■ 任务说明:
把下列全部条目的各行转换成一个 JSON 字符串列表，每行对应一个字符串，空行略去。

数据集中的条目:
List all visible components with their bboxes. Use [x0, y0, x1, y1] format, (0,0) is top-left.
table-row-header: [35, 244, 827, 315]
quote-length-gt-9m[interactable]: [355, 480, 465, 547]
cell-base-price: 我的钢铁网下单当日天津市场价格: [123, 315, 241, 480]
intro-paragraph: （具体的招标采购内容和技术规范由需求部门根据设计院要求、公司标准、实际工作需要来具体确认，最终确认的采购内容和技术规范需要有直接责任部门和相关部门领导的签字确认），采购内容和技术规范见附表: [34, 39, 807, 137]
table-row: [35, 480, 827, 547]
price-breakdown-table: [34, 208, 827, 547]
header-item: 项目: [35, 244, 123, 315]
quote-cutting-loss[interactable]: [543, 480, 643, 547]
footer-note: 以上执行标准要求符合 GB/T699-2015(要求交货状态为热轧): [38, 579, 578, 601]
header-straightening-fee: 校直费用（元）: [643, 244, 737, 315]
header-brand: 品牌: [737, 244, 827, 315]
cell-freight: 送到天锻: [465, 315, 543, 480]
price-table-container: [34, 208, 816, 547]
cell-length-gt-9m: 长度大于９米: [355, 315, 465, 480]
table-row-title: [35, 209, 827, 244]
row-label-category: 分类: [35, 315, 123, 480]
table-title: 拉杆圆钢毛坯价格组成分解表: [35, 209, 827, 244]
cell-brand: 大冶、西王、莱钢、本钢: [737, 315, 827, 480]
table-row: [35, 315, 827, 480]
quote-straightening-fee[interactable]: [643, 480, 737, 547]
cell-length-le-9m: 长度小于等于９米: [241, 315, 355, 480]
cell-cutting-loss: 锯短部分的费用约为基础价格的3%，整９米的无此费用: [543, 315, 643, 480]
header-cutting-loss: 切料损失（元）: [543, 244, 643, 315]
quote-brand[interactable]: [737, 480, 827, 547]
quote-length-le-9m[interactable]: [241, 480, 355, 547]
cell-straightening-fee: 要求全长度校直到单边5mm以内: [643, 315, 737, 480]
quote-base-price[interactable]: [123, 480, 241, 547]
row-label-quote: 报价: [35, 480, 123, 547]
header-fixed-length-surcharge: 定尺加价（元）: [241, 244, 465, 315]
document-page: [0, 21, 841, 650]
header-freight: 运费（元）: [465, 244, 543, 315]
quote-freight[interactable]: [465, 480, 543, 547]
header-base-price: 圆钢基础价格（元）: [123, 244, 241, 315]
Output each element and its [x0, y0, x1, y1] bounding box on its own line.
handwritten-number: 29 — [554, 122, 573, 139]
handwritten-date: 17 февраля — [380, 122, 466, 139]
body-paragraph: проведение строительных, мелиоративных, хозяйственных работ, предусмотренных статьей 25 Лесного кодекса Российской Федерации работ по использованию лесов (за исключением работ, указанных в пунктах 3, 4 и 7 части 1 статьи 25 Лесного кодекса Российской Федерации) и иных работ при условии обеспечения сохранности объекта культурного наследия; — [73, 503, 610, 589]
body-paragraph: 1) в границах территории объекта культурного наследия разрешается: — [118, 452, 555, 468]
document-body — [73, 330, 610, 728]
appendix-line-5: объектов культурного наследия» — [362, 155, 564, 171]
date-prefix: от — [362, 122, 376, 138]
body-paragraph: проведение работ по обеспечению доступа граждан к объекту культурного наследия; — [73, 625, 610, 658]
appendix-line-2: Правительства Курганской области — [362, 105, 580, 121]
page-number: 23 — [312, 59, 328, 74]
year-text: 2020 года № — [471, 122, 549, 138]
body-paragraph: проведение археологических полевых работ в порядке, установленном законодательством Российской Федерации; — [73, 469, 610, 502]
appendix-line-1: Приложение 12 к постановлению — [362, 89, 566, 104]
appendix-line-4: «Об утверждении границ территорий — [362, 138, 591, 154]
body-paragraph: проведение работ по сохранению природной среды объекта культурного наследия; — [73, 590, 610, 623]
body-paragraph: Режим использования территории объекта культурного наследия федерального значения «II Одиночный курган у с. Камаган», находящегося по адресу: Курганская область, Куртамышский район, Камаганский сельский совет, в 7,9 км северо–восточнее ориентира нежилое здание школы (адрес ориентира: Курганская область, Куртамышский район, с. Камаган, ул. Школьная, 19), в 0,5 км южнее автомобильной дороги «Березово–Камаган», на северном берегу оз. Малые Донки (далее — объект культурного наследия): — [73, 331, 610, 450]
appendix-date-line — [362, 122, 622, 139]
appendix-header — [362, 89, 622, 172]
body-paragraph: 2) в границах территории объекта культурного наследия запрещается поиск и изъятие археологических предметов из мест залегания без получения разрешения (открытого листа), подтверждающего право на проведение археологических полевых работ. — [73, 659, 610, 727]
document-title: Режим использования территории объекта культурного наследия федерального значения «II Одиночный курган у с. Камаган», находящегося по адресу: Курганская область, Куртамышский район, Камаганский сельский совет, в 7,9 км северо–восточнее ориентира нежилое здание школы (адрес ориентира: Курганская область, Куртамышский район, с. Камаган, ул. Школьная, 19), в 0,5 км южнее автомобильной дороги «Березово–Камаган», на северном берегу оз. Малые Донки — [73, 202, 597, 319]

■ 参考答案:
[
  "List all visible components with their bboxes. Use [x0, y0, x1, y1] format, (0,0) is top-left.",
  "table-row-header: [35, 244, 827, 315]",
  "quote-length-gt-9m[interactable]: [355, 480, 465, 547]",
  "cell-base-price: 我的钢铁网下单当日天津市场价格: [123, 315, 241, 480]",
  "intro-paragraph: （具体的招标采购内容和技术规范由需求部门根据设计院要求、公司标准、实际工作需要来具体确认，最终确认的采购内容和技术规范需要有直接责任部门和相关部门领导的签字确认），采购内容和技术规范见附表: [34, 39, 807, 137]",
  "table-row: [35, 480, 827, 547]",
  "price-breakdown-table: [34, 208, 827, 547]",
  "header-item: 项目: [35, 244, 123, 315]",
  "quote-cutting-loss[interactable]: [543, 480, 643, 547]",
  "footer-note: 以上执行标准要求符合 GB/T699-2015(要求交货状态为热轧): [38, 579, 578, 601]",
  "header-straightening-fee: 校直费用（元）: [643, 244, 737, 315]",
  "header-brand: 品牌: [737, 244, 827, 315]",
  "cell-freight: 送到天锻: [465, 315, 543, 480]",
  "price-table-container: [34, 208, 816, 547]",
  "cell-length-gt-9m: 长度大于９米: [355, 315, 465, 480]",
  "table-row-title: [35, 209, 827, 244]",
  "row-label-category: 分类: [35, 315, 123, 480]",
  "table-title: 拉杆圆钢毛坯价格组成分解表: [35, 209, 827, 244]",
  "cell-brand: 大冶、西王、莱钢、本钢: [737, 315, 827, 480]",
  "table-row: [35, 315, 827, 480]",
  "quote-straightening-fee[interactable]: [643, 480, 737, 547]",
  "cell-length-le-9m: 长度小于等于９米: [241, 315, 355, 480]",
  "cell-cutting-loss: 锯短部分的费用约为基础价格的3%，整９米的无此费用: [543, 315, 643, 480]",
  "header-cutting-loss: 切料损失（元）: [543, 244, 643, 315]",
  "quote-brand[interactable]: [737, 480, 827, 547]",
  "quote-length-le-9m[interactable]: [241, 480, 355, 547]",
  "cell-straightening-fee: 要求全长度校直到单边5mm以内: [643, 315, 737, 480]",
  "quote-base-price[interactable]: [123, 480, 241, 547]",
  "row-label-quote: 报价: [35, 480, 123, 547]",
  "header-fixed-length-surcharge: 定尺加价（元）: [241, 244, 465, 315]",
  "document-page: [0, 21, 841, 650]",
  "header-freight: 运费（元）: [465, 244, 543, 315]",
  "quote-freight[interactable]: [465, 480, 543, 547]",
  "header-base-price: 圆钢基础价格（元）: [123, 244, 241, 315]",
  "Output each element and its [x0, y0, x1, y1] bounding box on its own line.",
  "handwritten-number: 29 — [554, 122, 573, 139]",
  "handwritten-date: 17 февраля — [380, 122, 466, 139]",
  "body-paragraph: проведение строительных, мелиоративных, хозяйственных работ, предусмотренных статьей 25 Лесного кодекса Российской Федерации работ по использованию лесов (за исключением работ, указанных в пунктах 3, 4 и 7 части 1 статьи 25 Лесного кодекса Российской Федерации) и иных работ при условии обеспечения сохранности объекта культурного наследия; — [73, 503, 610, 589]",
  "body-paragraph: 1) в границах территории объекта культурного наследия разрешается: — [118, 452, 555, 468]",
  "document-body — [73, 330, 610, 728]",
  "appendix-line-5: объектов культурного наследия» — [362, 155, 564, 171]",
  "date-prefix: от — [362, 122, 376, 138]",
  "body-paragraph: проведение работ по обеспечению доступа граждан к объекту культурного наследия; — [73, 625, 610, 658]",
  "appendix-line-2: Правительства Курганской области — [362, 105, 580, 121]",
  "page-number: 23 — [312, 59, 328, 74]",
  "year-text: 2020 года № — [471, 122, 549, 138]",
  "body-paragraph: проведение археологических полевых работ в порядке, установленном законодательством Российской Федерации; — [73, 469, 610, 502]",
  "appendix-line-1: Приложение 12 к постановлению — [362, 89, 566, 104]",
  "appendix-line-4: «Об утверждении границ территорий — [362, 138, 591, 154]",
  "body-paragraph: проведение работ по сохранению природной среды объекта культурного наследия; — [73, 590, 610, 623]",
  "body-paragraph: Режим использования территории объекта культурного наследия федерального значения «II Одиночный курган у с. Камаган», находящегося по адресу: Курганская область, Куртамышский район, Камаганский сельский совет, в 7,9 км северо–восточнее ориентира нежилое здание школы (адрес ориентира: Курганская область, Куртамышский район, с. Камаган, ул. Школьная, 19), в 0,5 км южнее автомобильной дороги «Березово–Камаган», на северном берегу оз. Малые Донки (далее — объект культурного наследия): — [73, 331, 610, 450]",
  "appendix-date-line — [362, 122, 622, 139]",
  "appendix-header — [362, 89, 622, 172]",
  "body-paragraph: 2) в границах территории объекта культурного наследия запрещается поиск и изъятие археологических предметов из мест залегания без получения разрешения (открытого листа), подтверждающего право на проведение археологических полевых работ. — [73, 659, 610, 727]",
  "document-title: Режим использования территории объекта культурного наследия федерального значения «II Одиночный курган у с. Камаган», находящегося по адресу: Курганская область, Куртамышский район, Камаганский сельский совет, в 7,9 км северо–восточнее ориентира нежилое здание школы (адрес ориентира: Курганская область, Куртамышский район, с. Камаган, ул. Школьная, 19), в 0,5 км южнее автомобильной дороги «Березово–Камаган», на северном берегу оз. Малые Донки — [73, 202, 597, 319]"
]